What you should do:
Each record below is to be copied word for word, with pictures removed.

Data to process:
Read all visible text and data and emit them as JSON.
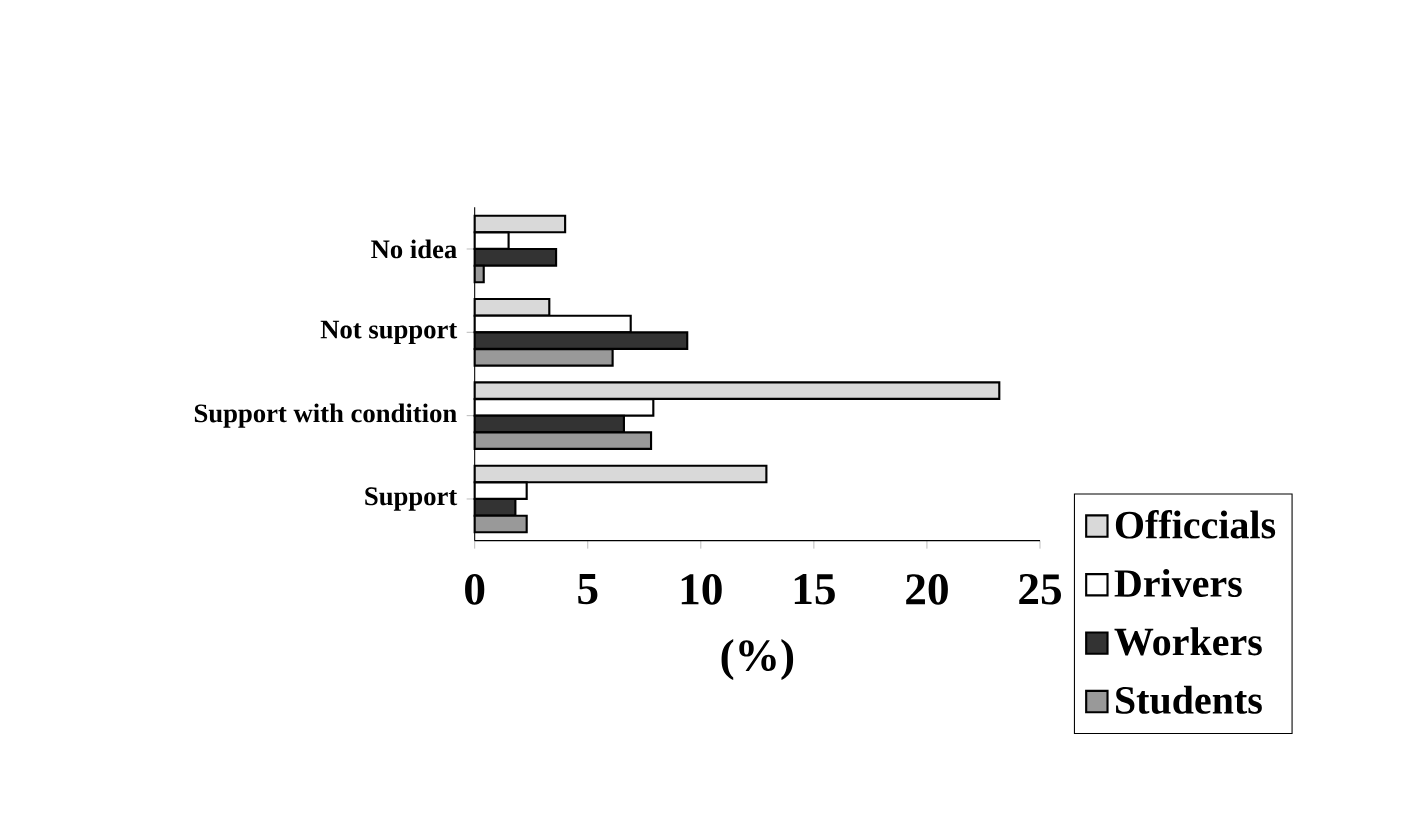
{
  "chart_data": {
    "type": "bar",
    "orientation": "horizontal",
    "xlabel": "(%)",
    "categories": [
      "No idea",
      "Not support",
      "Support with condition",
      "Support"
    ],
    "series": [
      {
        "name": "Officcials",
        "color": "#d9d9d9",
        "values": [
          4.0,
          3.3,
          23.2,
          12.9
        ]
      },
      {
        "name": "Drivers",
        "color": "#ffffff",
        "values": [
          1.5,
          6.9,
          7.9,
          2.3
        ]
      },
      {
        "name": "Workers",
        "color": "#333333",
        "values": [
          3.6,
          9.4,
          6.6,
          1.8
        ]
      },
      {
        "name": "Students",
        "color": "#999999",
        "values": [
          0.4,
          6.1,
          7.8,
          2.3
        ]
      }
    ],
    "xlim": [
      0,
      25
    ],
    "xticks": [
      0,
      5,
      10,
      15,
      20,
      25
    ],
    "legend": "bottom right",
    "grid": false
  }
}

Full answer:
Read all visible text and data and emit them as JSON.
{
  "chart_data": {
    "type": "bar",
    "orientation": "horizontal",
    "xlabel": "(%)",
    "categories": [
      "No idea",
      "Not support",
      "Support with condition",
      "Support"
    ],
    "series": [
      {
        "name": "Officcials",
        "color": "#d9d9d9",
        "values": [
          4.0,
          3.3,
          23.2,
          12.9
        ]
      },
      {
        "name": "Drivers",
        "color": "#ffffff",
        "values": [
          1.5,
          6.9,
          7.9,
          2.3
        ]
      },
      {
        "name": "Workers",
        "color": "#333333",
        "values": [
          3.6,
          9.4,
          6.6,
          1.8
        ]
      },
      {
        "name": "Students",
        "color": "#999999",
        "values": [
          0.4,
          6.1,
          7.8,
          2.3
        ]
      }
    ],
    "xlim": [
      0,
      25
    ],
    "xticks": [
      0,
      5,
      10,
      15,
      20,
      25
    ],
    "legend": "bottom right",
    "grid": false
  }
}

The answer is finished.